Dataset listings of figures
↓↓↓
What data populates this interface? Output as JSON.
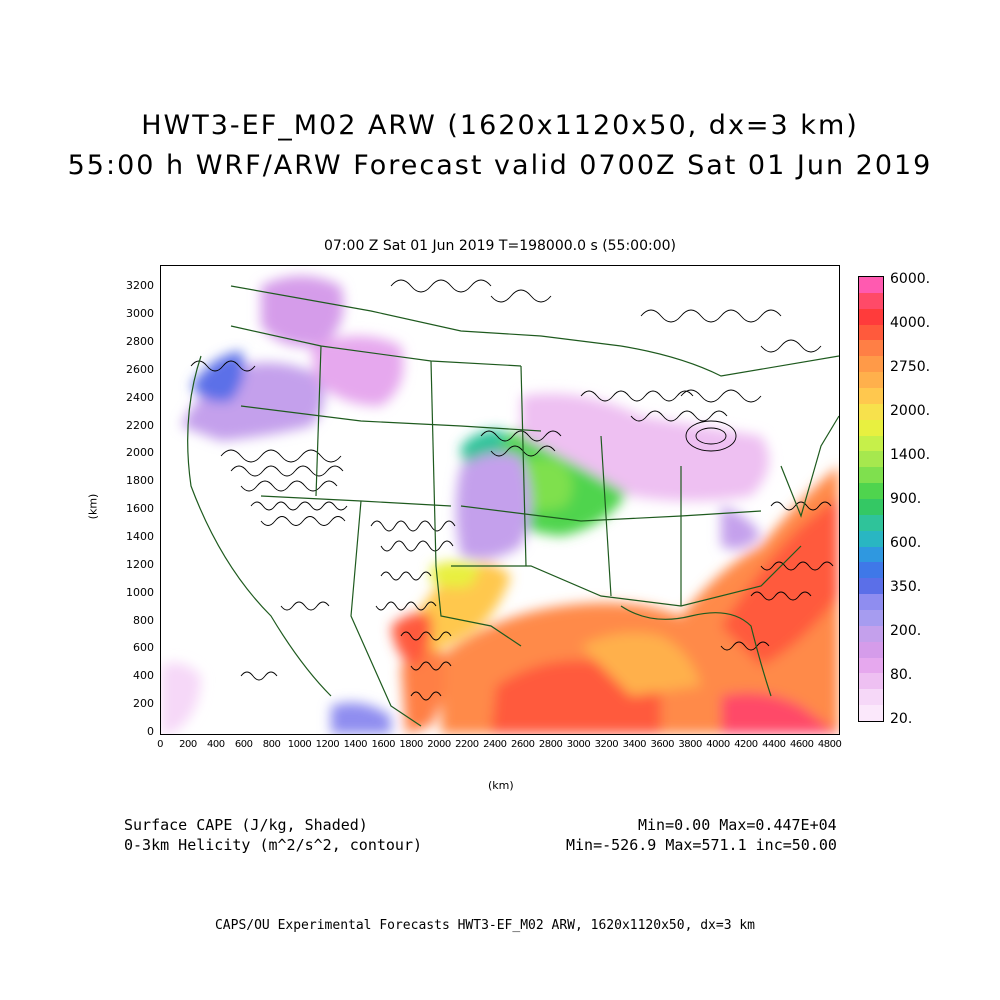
{
  "titles": {
    "line1": "HWT3-EF_M02 ARW (1620x1120x50, dx=3 km)",
    "line2": "55:00 h WRF/ARW Forecast valid 0700Z Sat 01 Jun 2019",
    "plot_subtitle": "07:00 Z Sat 01 Jun 2019    T=198000.0 s (55:00:00)"
  },
  "axes": {
    "x_label": "(km)",
    "y_label": "(km)",
    "x_ticks": [
      "0",
      "200",
      "400",
      "600",
      "800",
      "1000",
      "1200",
      "1400",
      "1600",
      "1800",
      "2000",
      "2200",
      "2400",
      "2600",
      "2800",
      "3000",
      "3200",
      "3400",
      "3600",
      "3800",
      "4000",
      "4200",
      "4400",
      "4600",
      "4800"
    ],
    "y_ticks": [
      "0",
      "200",
      "400",
      "600",
      "800",
      "1000",
      "1200",
      "1400",
      "1600",
      "1800",
      "2000",
      "2200",
      "2400",
      "2600",
      "2800",
      "3000",
      "3200"
    ],
    "x_range": [
      0,
      4860
    ],
    "y_range": [
      0,
      3360
    ]
  },
  "colorbar": {
    "labels": [
      "6000.",
      "4000.",
      "2750.",
      "2000.",
      "1400.",
      "900.",
      "600.",
      "350.",
      "200.",
      "80.",
      "20."
    ],
    "colors": [
      "#ff5ab0",
      "#ff4a68",
      "#ff3b3b",
      "#ff5a3c",
      "#ff7f45",
      "#ff9a48",
      "#ffb04c",
      "#ffc84e",
      "#f7e14c",
      "#e8f040",
      "#c6f04a",
      "#a6e84e",
      "#7fe04e",
      "#4fd44e",
      "#34c864",
      "#2fc39a",
      "#29b6c2",
      "#2f98e0",
      "#3f78e8",
      "#5b6fe8",
      "#8f8df0",
      "#a69cf0",
      "#c4a0ec",
      "#d59cea",
      "#e6a8ee",
      "#eec0f2",
      "#f6d8f8",
      "#fbe8fb"
    ]
  },
  "captions": {
    "field1": "Surface CAPE (J/kg, Shaded)",
    "field2": "0-3km Helicity (m^2/s^2, contour)",
    "stats1": "Min=0.00 Max=0.447E+04",
    "stats2": "Min=-526.9 Max=571.1 inc=50.00"
  },
  "footer": "CAPS/OU Experimental Forecasts  HWT3-EF_M02 ARW, 1620x1120x50, dx=3 km",
  "map_colors": {
    "border": "#1e5a1e",
    "contour": "#000000"
  }
}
↑↑↑
Locate and copy each line in the data above that includes the word "contour".

Task output:
    "field2": "0-3km Helicity (m^2/s^2, contour)",
    "contour": "#000000"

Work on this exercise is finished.